YOUR INSTRUCTIONS – Omit the pictures, then write out every entry exactly as it reads.

** BEGIN **

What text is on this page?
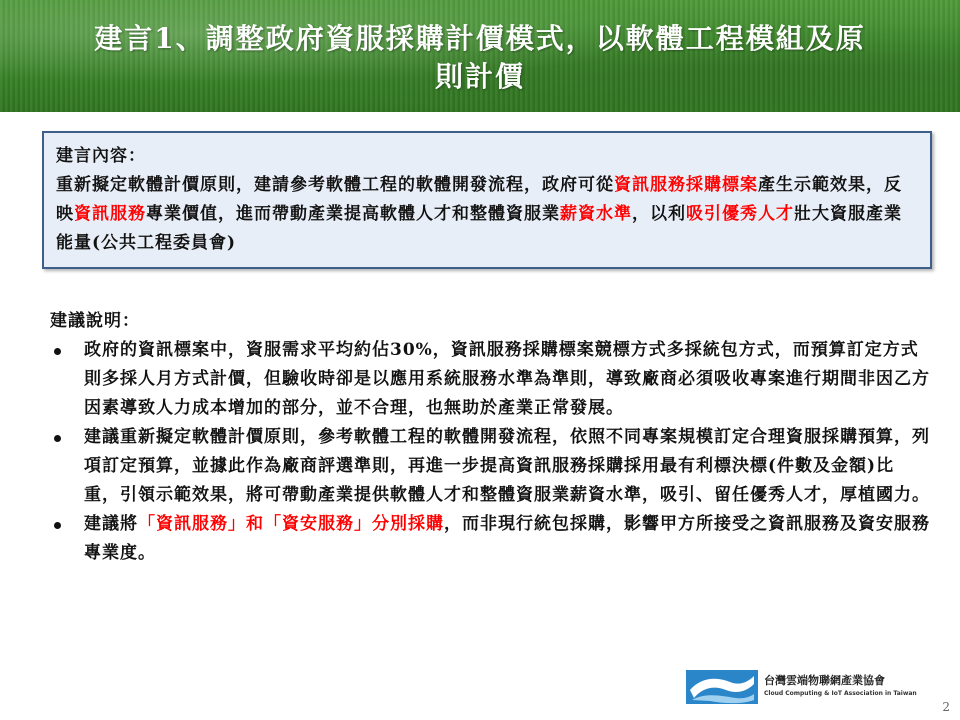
建言1、調整政府資服採購計價模式，以軟體工程模組及原
則計價

建言內容：

重新擬定軟體計價原則，建請參考軟體工程的軟體開發流程，政府可從資訊服務採購標案產生示範效果，反映資訊服務專業價值，進而帶動產業提高軟體人才和整體資服業薪資水準，以利吸引優秀人才壯大資服產業能量(公共工程委員會)

建議說明：
政府的資訊標案中，資服需求平均約佔30%，資訊服務採購標案競標方式多採統包方式，而預算訂定方式則多採人月方式計價，但驗收時卻是以應用系統服務水準為準則，導致廠商必須吸收專案進行期間非因乙方因素導致人力成本增加的部分，並不合理，也無助於產業正常發展。
建議重新擬定軟體計價原則，參考軟體工程的軟體開發流程，依照不同專案規模訂定合理資服採購預算，列項訂定預算，並據此作為廠商評選準則，再進一步提高資訊服務採購採用最有利標決標(件數及金額)比重，引領示範效果，將可帶動產業提供軟體人才和整體資服業薪資水準，吸引、留任優秀人才，厚植國力。
建議將「資訊服務」和「資安服務」分別採購，而非現行統包採購，影響甲方所接受之資訊服務及資安服務專業度。
台灣雲端物聯網產業協會
Cloud Computing & IoT Association in Taiwan
2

** END **

RESPONSE TO THIS EXERCISE –
What text is on this page?
建言1、調整政府資服採購計價模式，以軟體工程模組及原
則計價

建言內容：

重新擬定軟體計價原則，建請參考軟體工程的軟體開發流程，政府可從資訊服務採購標案產生示範效果，反映資訊服務專業價值，進而帶動產業提高軟體人才和整體資服業薪資水準，以利吸引優秀人才壯大資服產業能量(公共工程委員會)

建議說明：
政府的資訊標案中，資服需求平均約佔30%，資訊服務採購標案競標方式多採統包方式，而預算訂定方式則多採人月方式計價，但驗收時卻是以應用系統服務水準為準則，導致廠商必須吸收專案進行期間非因乙方因素導致人力成本增加的部分，並不合理，也無助於產業正常發展。
建議重新擬定軟體計價原則，參考軟體工程的軟體開發流程，依照不同專案規模訂定合理資服採購預算，列項訂定預算，並據此作為廠商評選準則，再進一步提高資訊服務採購採用最有利標決標(件數及金額)比重，引領示範效果，將可帶動產業提供軟體人才和整體資服業薪資水準，吸引、留任優秀人才，厚植國力。
建議將「資訊服務」和「資安服務」分別採購，而非現行統包採購，影響甲方所接受之資訊服務及資安服務專業度。
台灣雲端物聯網產業協會
Cloud Computing & IoT Association in Taiwan
2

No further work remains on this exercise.